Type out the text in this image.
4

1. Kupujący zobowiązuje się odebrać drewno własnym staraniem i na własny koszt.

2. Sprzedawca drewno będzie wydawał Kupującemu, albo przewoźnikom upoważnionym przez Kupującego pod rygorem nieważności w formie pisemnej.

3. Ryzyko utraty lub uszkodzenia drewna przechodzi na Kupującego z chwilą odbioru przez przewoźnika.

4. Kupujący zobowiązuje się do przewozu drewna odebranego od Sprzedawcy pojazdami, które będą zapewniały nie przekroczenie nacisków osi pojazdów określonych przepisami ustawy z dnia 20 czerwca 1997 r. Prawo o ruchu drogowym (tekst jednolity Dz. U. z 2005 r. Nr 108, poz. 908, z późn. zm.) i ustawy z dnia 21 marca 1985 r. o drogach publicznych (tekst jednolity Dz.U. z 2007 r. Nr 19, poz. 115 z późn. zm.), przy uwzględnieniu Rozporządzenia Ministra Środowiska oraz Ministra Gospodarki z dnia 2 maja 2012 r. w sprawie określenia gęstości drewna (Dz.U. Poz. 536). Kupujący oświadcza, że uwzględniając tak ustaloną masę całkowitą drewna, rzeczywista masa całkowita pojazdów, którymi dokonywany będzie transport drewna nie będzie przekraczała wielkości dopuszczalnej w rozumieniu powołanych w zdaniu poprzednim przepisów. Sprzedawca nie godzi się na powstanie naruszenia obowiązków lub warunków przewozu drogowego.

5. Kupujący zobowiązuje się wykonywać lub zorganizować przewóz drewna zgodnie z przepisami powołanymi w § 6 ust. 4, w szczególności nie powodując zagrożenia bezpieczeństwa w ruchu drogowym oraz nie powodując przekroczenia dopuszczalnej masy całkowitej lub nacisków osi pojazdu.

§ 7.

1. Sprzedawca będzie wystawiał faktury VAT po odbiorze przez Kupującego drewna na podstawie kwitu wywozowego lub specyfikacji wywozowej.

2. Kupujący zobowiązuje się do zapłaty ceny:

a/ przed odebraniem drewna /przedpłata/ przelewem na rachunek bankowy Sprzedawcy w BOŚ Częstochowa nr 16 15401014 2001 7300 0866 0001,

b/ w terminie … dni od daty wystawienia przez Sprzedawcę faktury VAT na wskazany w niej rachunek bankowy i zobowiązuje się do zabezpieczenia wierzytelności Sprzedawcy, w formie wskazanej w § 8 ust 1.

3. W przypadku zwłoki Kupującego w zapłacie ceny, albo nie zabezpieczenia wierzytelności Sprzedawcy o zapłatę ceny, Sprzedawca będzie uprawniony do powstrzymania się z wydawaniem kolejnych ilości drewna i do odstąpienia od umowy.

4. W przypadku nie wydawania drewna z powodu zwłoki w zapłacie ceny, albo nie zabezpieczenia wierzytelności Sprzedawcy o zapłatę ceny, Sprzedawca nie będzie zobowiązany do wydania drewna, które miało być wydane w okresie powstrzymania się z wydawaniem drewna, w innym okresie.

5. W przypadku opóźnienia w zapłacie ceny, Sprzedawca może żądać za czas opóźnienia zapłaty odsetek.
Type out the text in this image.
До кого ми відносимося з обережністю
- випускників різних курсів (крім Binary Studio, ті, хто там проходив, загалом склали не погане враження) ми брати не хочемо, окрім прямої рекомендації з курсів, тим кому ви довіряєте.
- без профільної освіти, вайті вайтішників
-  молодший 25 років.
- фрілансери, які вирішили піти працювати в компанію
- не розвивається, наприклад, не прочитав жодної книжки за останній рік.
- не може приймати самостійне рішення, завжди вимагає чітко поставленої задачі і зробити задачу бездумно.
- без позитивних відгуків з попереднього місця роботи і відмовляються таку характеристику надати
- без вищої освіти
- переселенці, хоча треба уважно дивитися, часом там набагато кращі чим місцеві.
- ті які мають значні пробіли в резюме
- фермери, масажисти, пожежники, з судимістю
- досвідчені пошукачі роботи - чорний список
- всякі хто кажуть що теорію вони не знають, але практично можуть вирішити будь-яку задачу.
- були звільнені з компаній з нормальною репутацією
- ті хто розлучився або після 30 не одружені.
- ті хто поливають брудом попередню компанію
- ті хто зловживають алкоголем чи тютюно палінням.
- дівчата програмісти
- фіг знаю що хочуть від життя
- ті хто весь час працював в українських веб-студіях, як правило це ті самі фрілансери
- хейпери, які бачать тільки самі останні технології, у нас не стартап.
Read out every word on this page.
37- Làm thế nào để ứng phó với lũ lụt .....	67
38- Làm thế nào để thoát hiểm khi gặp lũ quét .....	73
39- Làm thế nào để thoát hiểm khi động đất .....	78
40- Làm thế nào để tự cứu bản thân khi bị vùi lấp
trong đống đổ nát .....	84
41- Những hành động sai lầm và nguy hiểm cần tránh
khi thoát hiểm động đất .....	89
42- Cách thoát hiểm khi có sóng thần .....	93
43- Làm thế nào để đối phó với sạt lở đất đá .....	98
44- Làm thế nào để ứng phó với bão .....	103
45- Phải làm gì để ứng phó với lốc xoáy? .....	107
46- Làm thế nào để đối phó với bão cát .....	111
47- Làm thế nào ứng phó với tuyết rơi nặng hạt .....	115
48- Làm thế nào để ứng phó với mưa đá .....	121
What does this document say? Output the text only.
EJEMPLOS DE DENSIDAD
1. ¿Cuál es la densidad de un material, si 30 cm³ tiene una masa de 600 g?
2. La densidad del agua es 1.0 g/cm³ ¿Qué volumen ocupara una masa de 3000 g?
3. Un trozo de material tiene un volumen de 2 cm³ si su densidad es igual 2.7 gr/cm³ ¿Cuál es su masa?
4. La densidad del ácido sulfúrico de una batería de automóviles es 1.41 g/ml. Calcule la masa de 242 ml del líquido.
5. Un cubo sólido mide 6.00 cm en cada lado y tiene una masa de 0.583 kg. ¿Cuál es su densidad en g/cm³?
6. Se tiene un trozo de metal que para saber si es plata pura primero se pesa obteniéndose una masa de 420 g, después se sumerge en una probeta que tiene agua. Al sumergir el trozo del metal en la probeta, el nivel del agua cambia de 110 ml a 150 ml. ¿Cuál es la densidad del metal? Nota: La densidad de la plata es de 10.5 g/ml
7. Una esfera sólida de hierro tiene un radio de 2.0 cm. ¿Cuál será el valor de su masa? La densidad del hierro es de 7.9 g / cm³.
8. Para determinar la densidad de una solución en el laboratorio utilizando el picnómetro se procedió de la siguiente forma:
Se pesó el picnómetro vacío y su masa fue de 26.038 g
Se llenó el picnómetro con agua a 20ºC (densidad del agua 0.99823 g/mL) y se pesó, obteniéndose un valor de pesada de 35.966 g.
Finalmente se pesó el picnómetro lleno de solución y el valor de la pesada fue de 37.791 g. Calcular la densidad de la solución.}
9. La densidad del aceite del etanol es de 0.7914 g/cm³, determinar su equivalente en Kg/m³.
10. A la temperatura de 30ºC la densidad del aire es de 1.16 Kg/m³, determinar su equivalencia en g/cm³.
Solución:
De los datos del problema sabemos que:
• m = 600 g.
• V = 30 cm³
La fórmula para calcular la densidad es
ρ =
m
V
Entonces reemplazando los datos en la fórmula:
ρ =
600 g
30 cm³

▸ GIVEN INSTRUCTION
Collect each line above holding the string "this".

▸ WRITTEN RESPONSE
Type out the text in this image.
Type out the text in this image.
Read out every word on this page.
What does this document say? Output the text only.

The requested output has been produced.